(Items listed in a dataset)
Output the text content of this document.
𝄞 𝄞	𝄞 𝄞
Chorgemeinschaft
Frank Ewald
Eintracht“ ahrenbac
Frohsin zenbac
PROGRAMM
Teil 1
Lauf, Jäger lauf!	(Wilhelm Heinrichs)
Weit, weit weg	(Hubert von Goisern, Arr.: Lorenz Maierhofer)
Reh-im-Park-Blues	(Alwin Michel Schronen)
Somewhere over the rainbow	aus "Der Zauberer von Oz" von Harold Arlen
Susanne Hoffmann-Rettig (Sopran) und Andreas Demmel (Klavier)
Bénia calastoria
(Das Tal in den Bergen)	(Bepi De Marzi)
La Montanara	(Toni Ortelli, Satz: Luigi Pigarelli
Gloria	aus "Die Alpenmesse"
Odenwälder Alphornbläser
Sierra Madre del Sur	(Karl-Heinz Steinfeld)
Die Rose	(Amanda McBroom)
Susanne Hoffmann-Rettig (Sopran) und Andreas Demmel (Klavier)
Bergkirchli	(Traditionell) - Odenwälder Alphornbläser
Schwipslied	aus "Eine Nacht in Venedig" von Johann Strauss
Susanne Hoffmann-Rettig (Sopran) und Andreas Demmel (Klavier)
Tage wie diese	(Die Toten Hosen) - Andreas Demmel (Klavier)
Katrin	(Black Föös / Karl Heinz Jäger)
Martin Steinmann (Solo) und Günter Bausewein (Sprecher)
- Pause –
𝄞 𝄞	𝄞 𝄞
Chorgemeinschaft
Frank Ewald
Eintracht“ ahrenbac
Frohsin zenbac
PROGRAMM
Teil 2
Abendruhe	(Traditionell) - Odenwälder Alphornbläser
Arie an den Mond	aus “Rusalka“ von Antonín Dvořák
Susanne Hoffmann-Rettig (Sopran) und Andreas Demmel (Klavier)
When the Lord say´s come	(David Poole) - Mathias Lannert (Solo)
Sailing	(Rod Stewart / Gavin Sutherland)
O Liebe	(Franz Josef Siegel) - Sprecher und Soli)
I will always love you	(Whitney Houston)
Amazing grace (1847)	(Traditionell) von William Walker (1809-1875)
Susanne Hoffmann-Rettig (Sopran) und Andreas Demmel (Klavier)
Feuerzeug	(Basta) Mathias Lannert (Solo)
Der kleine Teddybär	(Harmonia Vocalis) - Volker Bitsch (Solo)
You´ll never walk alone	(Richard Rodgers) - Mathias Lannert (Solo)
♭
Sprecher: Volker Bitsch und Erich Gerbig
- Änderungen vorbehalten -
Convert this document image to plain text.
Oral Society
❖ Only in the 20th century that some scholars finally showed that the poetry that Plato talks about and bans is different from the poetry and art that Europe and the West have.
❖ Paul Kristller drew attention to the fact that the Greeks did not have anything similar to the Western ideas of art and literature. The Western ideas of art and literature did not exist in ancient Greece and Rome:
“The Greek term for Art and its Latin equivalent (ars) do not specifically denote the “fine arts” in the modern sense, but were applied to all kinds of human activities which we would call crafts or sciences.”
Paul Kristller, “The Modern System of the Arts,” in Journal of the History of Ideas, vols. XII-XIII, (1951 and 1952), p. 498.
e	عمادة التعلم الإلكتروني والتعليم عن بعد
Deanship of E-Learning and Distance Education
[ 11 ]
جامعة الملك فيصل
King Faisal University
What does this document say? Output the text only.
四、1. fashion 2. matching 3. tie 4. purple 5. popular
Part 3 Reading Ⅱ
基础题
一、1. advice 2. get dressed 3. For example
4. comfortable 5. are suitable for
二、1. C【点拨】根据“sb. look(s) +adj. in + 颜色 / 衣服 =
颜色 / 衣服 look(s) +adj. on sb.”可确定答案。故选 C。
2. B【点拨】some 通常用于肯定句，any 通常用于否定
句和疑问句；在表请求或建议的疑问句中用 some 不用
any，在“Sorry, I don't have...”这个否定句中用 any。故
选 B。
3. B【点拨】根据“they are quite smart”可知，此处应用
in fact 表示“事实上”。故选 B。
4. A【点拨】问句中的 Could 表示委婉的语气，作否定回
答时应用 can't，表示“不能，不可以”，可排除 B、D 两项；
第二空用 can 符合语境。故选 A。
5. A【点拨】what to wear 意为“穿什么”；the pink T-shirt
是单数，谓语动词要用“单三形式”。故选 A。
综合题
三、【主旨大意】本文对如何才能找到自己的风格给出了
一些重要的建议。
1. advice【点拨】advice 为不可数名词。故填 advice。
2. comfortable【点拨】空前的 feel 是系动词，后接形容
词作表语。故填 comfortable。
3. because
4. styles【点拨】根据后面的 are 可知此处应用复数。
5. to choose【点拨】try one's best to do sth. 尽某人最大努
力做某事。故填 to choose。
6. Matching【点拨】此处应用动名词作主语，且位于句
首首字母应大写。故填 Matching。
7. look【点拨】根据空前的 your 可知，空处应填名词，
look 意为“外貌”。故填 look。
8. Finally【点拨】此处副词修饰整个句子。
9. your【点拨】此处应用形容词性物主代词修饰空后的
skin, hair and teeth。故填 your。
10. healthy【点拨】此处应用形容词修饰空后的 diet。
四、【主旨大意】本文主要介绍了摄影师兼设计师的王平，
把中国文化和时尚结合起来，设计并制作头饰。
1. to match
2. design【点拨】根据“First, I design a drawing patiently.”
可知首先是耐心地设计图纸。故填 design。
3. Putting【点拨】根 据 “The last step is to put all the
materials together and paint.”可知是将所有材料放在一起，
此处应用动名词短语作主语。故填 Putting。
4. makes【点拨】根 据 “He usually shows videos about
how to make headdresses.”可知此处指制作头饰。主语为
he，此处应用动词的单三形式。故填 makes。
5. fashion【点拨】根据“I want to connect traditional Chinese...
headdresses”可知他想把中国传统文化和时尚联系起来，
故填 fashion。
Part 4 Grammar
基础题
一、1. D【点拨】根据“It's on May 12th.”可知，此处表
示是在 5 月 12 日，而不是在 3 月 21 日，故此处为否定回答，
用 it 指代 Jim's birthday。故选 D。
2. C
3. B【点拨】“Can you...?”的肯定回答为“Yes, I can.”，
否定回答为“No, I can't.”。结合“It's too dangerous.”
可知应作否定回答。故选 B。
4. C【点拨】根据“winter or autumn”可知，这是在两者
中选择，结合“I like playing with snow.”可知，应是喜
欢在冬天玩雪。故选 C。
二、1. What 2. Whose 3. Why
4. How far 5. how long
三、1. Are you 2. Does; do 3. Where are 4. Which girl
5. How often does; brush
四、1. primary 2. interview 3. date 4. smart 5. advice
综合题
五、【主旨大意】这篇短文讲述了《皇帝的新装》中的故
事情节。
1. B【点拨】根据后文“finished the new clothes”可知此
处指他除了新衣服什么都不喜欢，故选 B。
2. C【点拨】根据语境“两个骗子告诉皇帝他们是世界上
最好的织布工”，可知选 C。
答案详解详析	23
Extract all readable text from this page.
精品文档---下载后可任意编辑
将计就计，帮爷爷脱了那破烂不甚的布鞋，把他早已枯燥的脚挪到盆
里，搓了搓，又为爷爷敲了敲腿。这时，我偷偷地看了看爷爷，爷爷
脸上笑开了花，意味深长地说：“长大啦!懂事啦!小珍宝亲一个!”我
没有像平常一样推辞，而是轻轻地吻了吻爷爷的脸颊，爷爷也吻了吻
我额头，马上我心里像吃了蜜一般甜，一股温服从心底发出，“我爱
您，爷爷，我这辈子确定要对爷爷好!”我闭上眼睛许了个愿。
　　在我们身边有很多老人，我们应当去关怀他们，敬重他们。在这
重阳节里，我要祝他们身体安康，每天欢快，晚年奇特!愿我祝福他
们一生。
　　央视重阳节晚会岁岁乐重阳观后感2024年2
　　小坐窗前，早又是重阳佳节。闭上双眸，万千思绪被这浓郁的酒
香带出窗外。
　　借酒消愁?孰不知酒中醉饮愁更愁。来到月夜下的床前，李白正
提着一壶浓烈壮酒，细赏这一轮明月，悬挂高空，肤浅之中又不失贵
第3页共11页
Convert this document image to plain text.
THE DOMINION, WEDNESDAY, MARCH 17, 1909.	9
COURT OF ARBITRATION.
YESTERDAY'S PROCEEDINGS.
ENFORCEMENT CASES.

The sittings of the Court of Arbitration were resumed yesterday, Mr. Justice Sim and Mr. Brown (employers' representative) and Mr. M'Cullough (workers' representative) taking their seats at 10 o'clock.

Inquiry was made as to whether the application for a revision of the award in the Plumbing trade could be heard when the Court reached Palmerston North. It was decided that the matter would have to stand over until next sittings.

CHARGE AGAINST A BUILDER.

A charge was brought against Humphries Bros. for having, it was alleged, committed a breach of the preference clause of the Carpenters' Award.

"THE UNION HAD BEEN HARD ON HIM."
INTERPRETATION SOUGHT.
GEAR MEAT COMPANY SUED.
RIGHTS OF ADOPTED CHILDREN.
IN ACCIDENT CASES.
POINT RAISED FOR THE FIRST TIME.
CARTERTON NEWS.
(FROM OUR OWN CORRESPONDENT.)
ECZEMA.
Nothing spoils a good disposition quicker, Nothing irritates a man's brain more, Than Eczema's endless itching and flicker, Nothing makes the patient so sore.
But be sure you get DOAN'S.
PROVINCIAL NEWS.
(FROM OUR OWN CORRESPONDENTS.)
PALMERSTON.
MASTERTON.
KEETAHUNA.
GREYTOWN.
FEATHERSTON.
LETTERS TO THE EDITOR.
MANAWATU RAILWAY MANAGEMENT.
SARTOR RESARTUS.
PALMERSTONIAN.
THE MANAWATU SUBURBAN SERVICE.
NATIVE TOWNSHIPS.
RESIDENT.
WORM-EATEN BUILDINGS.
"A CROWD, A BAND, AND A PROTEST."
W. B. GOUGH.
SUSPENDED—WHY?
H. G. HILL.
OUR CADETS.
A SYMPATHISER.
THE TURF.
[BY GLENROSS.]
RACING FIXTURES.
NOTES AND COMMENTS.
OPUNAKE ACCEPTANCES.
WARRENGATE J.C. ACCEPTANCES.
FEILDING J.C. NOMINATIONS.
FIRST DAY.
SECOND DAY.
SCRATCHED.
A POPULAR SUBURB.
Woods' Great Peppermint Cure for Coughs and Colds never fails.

#### EXERCISE GOAL
Filter the records above and return every line that holds the word "Mathias".

#### ANSWER FOR THE TASK
When the Lord say´s come	(David Poole) - Mathias Lannert (Solo)
Feuerzeug	(Basta) Mathias Lannert (Solo)
You´ll never walk alone	(Richard Rodgers) - Mathias Lannert (Solo)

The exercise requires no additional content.